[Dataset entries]
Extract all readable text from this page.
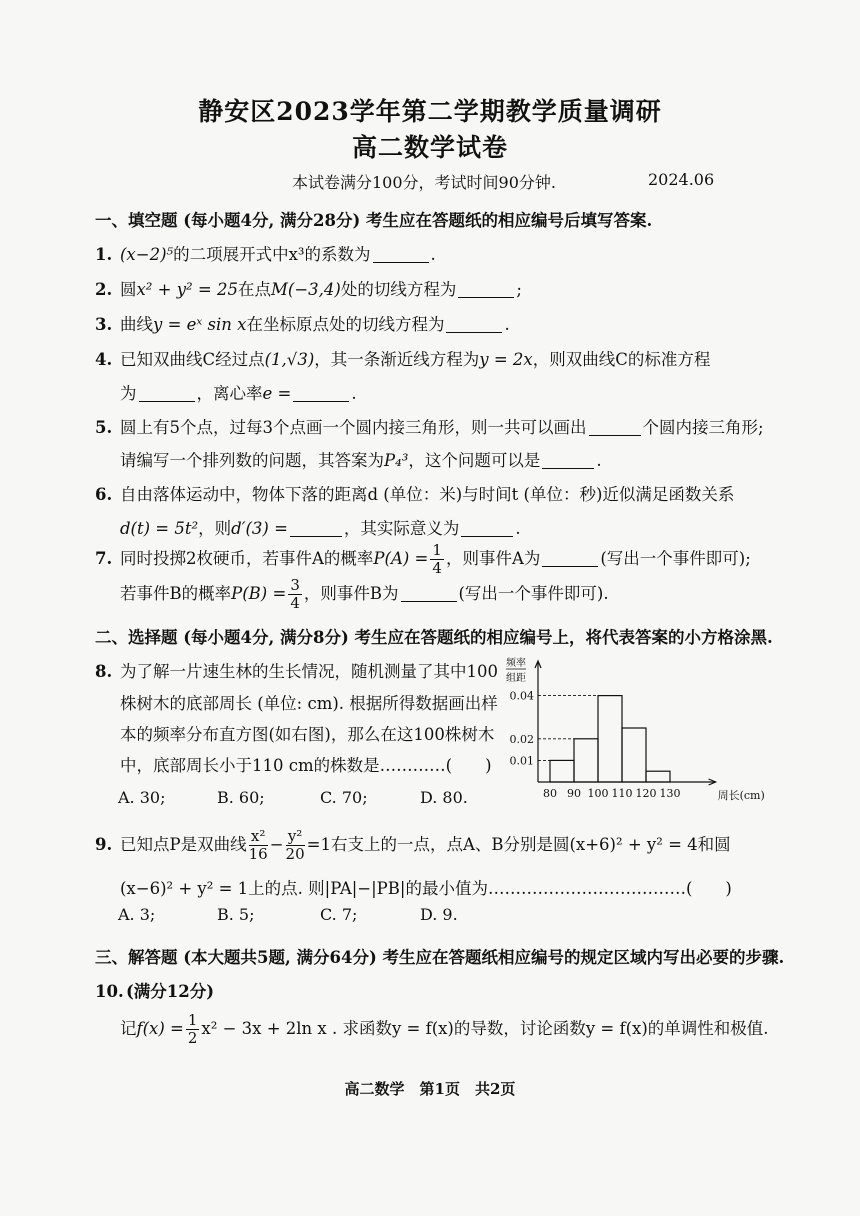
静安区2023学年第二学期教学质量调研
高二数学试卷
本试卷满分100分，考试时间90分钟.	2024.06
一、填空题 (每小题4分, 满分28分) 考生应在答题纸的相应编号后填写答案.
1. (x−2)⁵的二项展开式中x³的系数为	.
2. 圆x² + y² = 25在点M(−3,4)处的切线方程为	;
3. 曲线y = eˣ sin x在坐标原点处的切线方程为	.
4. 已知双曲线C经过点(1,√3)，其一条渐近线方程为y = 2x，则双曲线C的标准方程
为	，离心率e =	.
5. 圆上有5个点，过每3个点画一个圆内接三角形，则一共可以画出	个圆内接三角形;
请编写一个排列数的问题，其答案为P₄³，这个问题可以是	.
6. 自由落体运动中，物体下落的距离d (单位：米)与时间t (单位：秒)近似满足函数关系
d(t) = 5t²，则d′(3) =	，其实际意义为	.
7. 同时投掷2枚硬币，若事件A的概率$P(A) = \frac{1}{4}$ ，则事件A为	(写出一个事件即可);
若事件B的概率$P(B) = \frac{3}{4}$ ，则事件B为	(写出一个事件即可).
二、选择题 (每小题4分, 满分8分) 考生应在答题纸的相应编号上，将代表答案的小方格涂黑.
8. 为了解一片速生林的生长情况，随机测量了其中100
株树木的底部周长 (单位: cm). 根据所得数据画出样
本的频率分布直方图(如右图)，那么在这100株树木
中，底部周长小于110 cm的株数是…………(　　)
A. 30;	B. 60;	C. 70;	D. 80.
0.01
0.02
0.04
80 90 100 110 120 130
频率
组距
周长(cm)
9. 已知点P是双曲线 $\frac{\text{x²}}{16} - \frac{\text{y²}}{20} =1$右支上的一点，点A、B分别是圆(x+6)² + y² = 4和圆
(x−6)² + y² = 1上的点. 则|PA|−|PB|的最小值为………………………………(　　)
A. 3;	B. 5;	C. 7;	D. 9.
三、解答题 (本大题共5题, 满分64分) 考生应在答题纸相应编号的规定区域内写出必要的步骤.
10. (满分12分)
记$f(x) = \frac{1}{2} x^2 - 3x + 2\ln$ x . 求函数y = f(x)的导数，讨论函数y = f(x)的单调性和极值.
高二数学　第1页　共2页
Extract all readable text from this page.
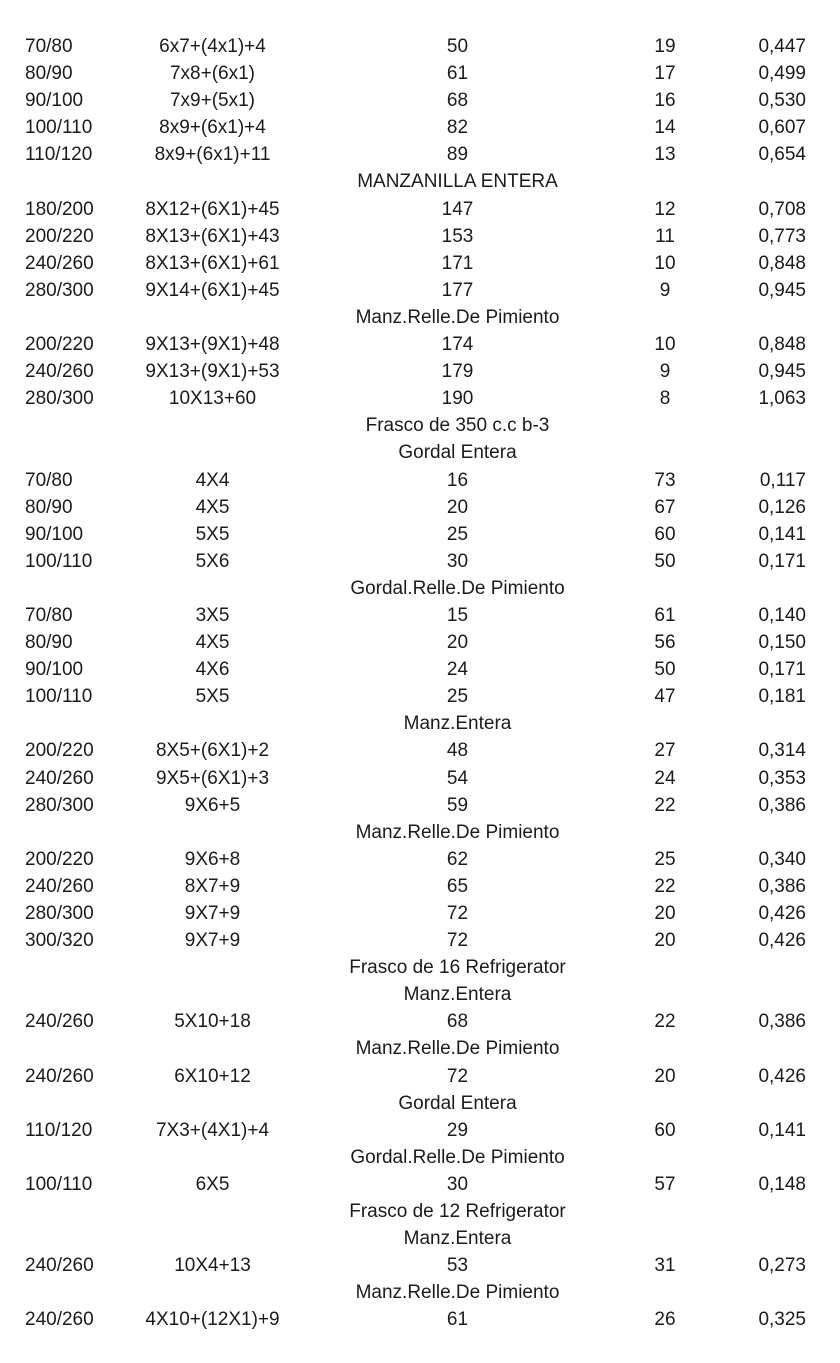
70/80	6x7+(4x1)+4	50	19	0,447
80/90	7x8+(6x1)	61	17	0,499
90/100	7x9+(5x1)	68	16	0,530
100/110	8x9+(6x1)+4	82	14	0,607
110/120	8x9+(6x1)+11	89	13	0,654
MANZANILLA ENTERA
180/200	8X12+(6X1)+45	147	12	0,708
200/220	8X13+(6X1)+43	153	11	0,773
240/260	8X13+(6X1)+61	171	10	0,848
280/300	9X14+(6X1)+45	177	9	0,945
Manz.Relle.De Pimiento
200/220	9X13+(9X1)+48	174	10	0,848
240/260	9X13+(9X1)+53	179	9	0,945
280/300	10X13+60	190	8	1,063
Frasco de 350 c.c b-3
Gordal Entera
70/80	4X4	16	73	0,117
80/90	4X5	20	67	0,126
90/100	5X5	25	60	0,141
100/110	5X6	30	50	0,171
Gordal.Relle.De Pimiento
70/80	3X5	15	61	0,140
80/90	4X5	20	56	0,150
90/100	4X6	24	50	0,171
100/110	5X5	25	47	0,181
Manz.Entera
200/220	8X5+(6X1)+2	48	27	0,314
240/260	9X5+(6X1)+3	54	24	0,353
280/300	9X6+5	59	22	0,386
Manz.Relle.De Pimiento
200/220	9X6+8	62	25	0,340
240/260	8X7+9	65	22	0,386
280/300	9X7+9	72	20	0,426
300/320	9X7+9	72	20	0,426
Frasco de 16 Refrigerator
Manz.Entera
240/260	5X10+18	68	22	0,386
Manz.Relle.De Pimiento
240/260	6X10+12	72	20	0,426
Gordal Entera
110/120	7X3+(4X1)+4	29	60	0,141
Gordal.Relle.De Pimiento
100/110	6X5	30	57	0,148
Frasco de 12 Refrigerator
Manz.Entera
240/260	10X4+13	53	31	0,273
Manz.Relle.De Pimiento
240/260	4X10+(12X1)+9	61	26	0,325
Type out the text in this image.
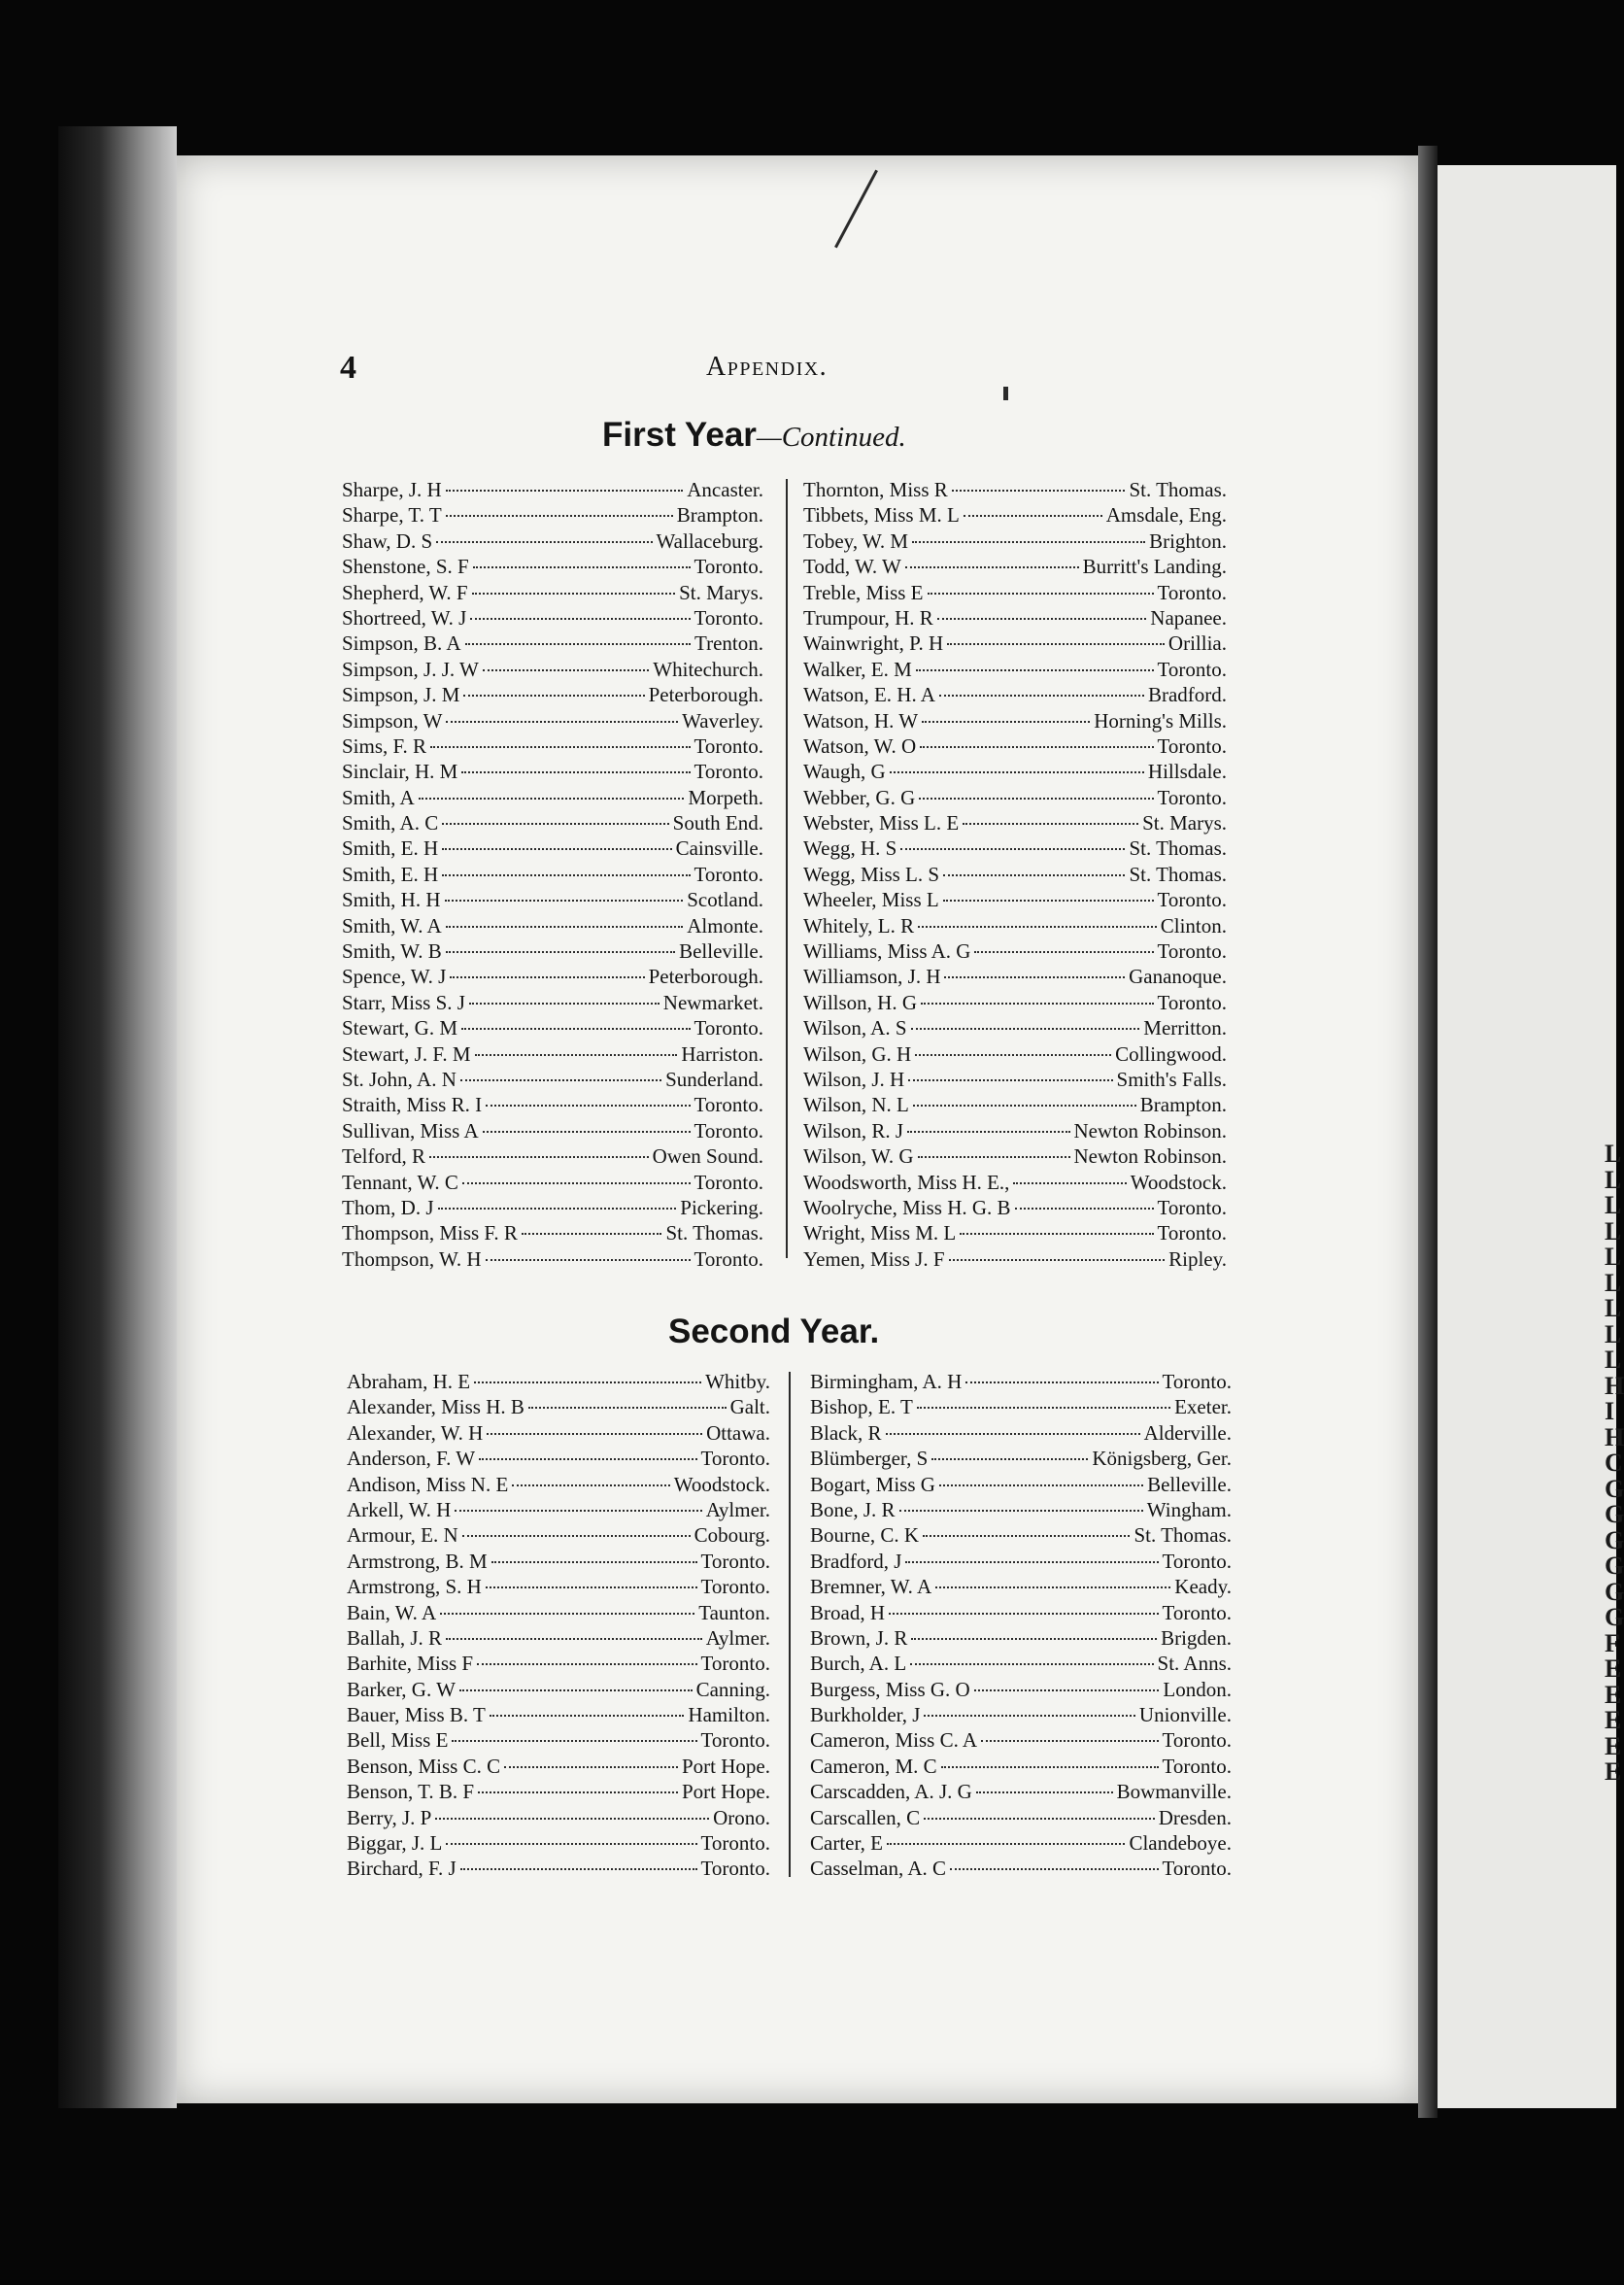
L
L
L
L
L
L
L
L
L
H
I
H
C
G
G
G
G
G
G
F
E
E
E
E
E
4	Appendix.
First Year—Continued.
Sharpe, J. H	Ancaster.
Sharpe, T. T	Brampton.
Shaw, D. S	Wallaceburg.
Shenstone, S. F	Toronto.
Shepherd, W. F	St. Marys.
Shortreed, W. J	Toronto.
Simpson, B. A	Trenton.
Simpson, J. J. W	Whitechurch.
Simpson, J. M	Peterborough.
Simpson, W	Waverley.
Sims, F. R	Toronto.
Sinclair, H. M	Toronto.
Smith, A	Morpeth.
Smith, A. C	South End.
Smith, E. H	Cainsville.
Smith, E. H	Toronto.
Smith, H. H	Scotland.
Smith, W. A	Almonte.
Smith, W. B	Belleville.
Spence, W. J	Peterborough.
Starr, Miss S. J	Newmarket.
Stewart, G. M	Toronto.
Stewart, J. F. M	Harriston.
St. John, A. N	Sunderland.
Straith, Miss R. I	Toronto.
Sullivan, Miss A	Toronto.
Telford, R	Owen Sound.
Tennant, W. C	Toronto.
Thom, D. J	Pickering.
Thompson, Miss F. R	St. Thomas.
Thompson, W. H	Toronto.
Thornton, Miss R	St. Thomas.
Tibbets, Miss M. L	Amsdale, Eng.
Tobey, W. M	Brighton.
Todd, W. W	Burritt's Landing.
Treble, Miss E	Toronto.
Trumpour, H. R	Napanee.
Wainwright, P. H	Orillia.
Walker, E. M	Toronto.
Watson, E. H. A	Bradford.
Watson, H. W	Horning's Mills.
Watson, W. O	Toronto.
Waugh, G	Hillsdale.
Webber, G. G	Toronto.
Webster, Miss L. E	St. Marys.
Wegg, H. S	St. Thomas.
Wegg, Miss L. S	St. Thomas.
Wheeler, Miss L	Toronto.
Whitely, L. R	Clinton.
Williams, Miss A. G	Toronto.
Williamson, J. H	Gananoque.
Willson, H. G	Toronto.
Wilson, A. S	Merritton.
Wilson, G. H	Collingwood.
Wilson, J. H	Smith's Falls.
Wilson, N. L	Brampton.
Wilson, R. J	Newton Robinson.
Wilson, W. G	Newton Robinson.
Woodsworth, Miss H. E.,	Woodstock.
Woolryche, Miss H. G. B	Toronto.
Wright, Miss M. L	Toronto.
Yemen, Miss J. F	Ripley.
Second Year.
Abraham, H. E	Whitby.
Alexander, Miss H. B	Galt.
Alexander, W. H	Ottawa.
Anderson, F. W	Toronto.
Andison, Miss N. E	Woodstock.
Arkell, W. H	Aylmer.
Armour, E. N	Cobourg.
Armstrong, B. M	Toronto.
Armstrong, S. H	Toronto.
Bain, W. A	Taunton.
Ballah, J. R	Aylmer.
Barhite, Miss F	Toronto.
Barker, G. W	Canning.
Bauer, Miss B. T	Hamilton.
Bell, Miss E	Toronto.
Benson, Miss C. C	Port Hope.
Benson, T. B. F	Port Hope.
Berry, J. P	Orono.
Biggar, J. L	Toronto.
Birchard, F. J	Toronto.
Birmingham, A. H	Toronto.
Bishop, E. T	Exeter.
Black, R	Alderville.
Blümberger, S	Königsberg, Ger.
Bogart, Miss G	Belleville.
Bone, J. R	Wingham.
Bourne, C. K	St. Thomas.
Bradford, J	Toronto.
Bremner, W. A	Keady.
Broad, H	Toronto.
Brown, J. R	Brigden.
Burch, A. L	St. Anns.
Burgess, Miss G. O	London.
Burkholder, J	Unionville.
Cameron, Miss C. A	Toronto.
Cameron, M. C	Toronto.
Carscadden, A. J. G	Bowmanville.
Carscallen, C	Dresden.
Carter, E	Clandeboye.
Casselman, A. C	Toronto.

• **Problem to solve**
Working from the entries above, return all lines that contain "Refrigerator".

• **Result of the exercise**
Frasco de 16 Refrigerator
Frasco de 12 Refrigerator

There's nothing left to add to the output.